Work to complete: Set the listing down again exactly, please, apart from its pictures.

Supplied information:
********

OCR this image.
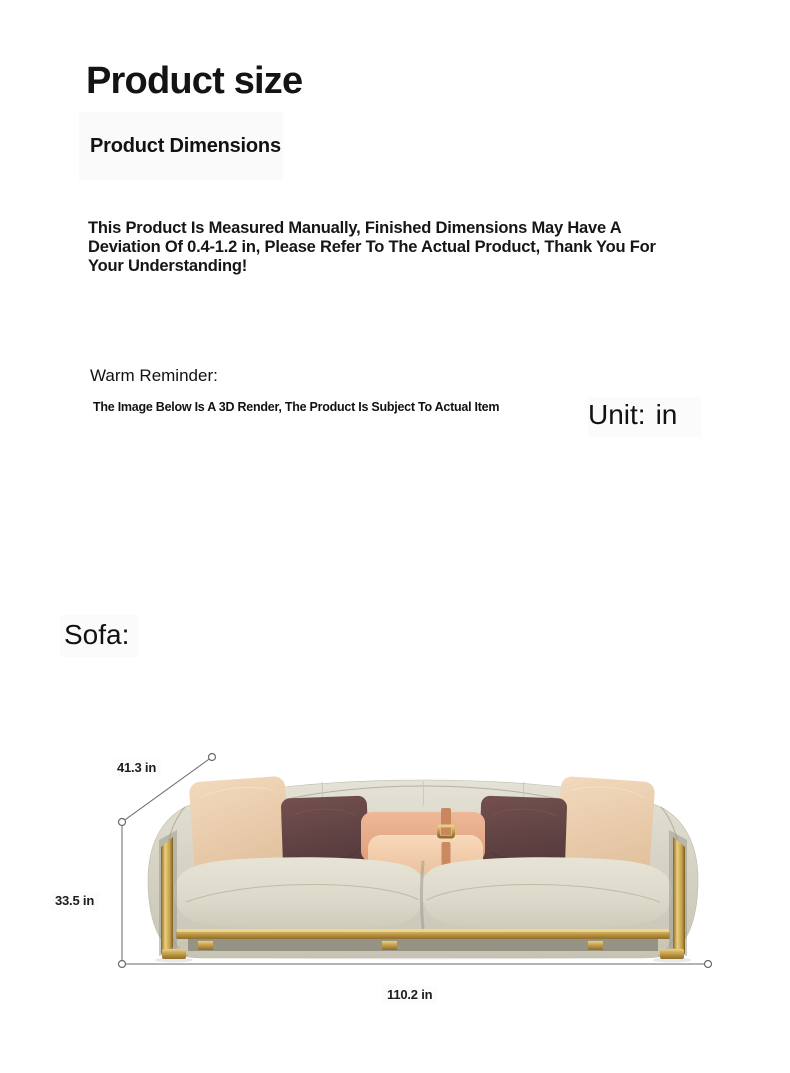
Product size
Product Dimensions
This Product Is Measured Manually, Finished Dimensions May Have A
Deviation Of 0.4-1.2 in, Please Refer To The Actual Product, Thank You For
Your Understanding!
Warm Reminder:
The Image Below Is A 3D Render, The Product Is Subject To Actual Item	Unit: in
Sofa:
41.3 in
33.5 in
110.2 in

********

Answer to this task:
OCR this image.
Product size
Product Dimensions
This Product Is Measured Manually, Finished Dimensions May Have A
Deviation Of 0.4-1.2 in, Please Refer To The Actual Product, Thank You For
Your Understanding!
Warm Reminder:
The Image Below Is A 3D Render, The Product Is Subject To Actual Item	Unit: in
Sofa:
41.3 in
33.5 in
110.2 in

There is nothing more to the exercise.